(Extracted records)
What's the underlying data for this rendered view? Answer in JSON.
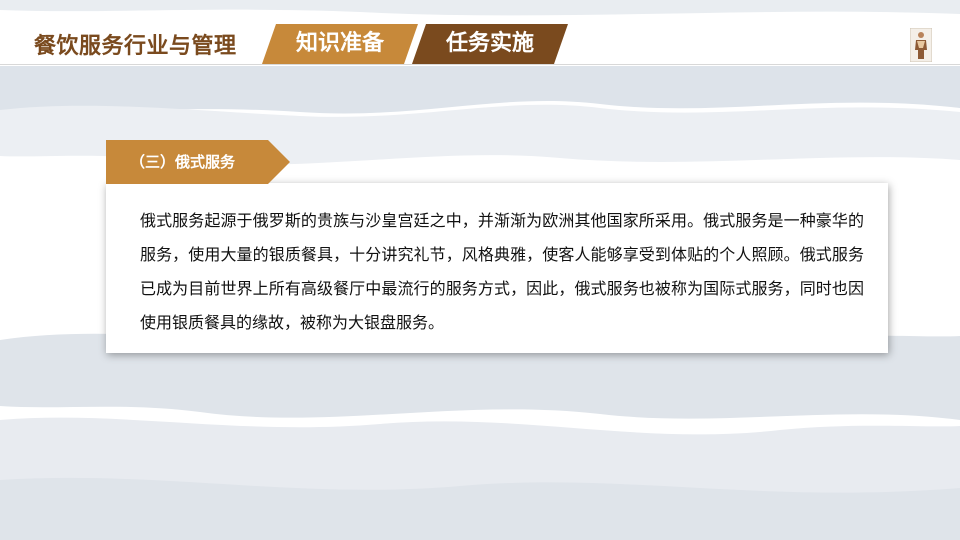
{
  "header": {
    "course_title": "餐饮服务行业与管理",
    "tabs": [
      {
        "label": "知识准备"
      },
      {
        "label": "任务实施"
      }
    ]
  },
  "section": {
    "title": "（三）俄式服务",
    "paragraph": "俄式服务起源于俄罗斯的贵族与沙皇宫廷之中，并渐渐为欧洲其他国家所采用。俄式服务是一种豪华的服务，使用大量的银质餐具，十分讲究礼节，风格典雅，使客人能够享受到体贴的个人照顾。俄式服务已成为目前世界上所有高级餐厅中最流行的服务方式，因此，俄式服务也被称为国际式服务，同时也因使用银质餐具的缘故，被称为大银盘服务。"
  },
  "colors": {
    "accent_gold": "#c7893a",
    "accent_brown": "#7a4a1e"
  },
  "icons": {
    "logo": "figure-logo-icon"
  }
}
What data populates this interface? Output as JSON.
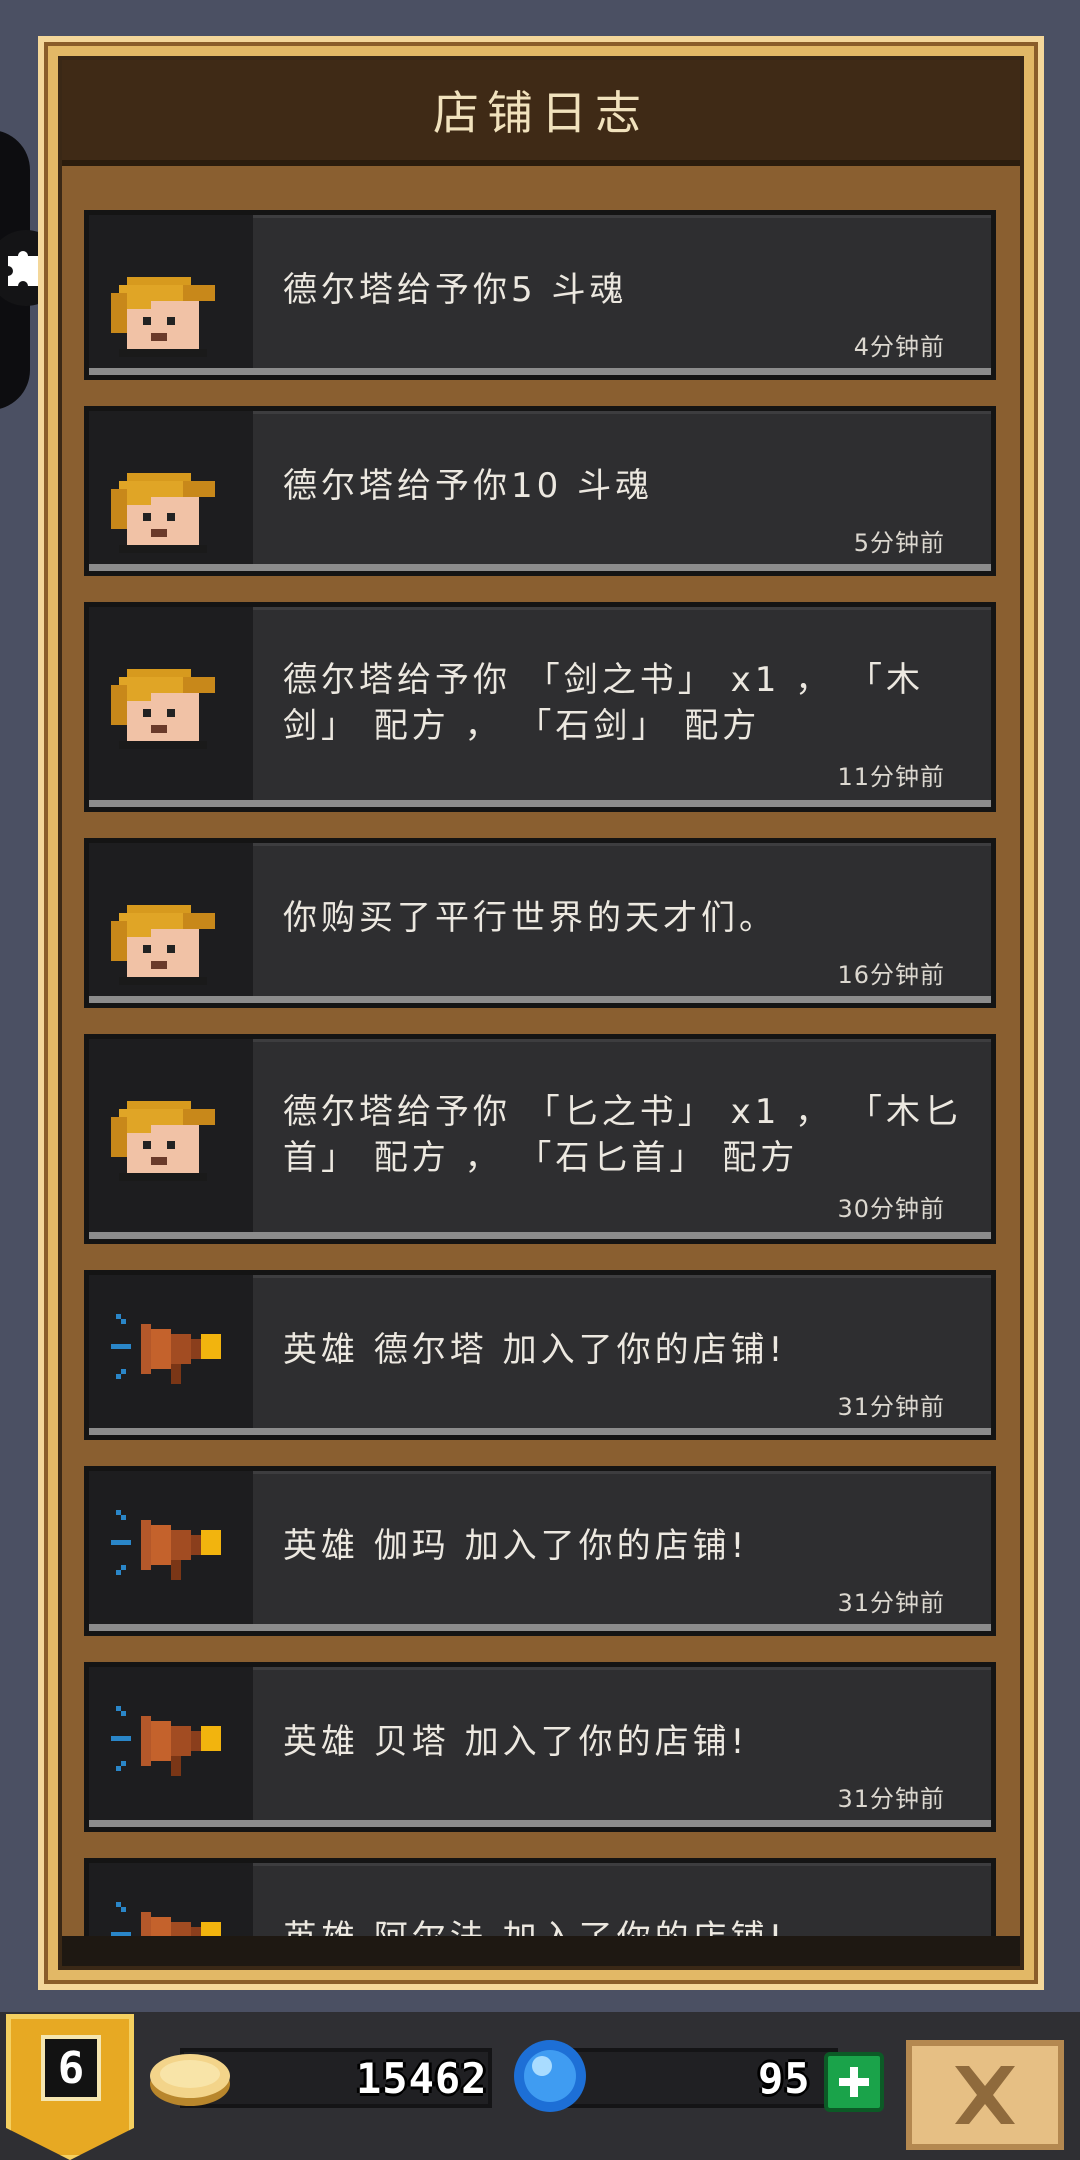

EXERCISE INSTRUCTIONS
Select all lines in the listing above where the word "JSON" appears, and show them.

RESULT FOR THIS TASK
What's the underlying data for this rendered view? Answer in JSON.
What data populates this interface? Output as JSON.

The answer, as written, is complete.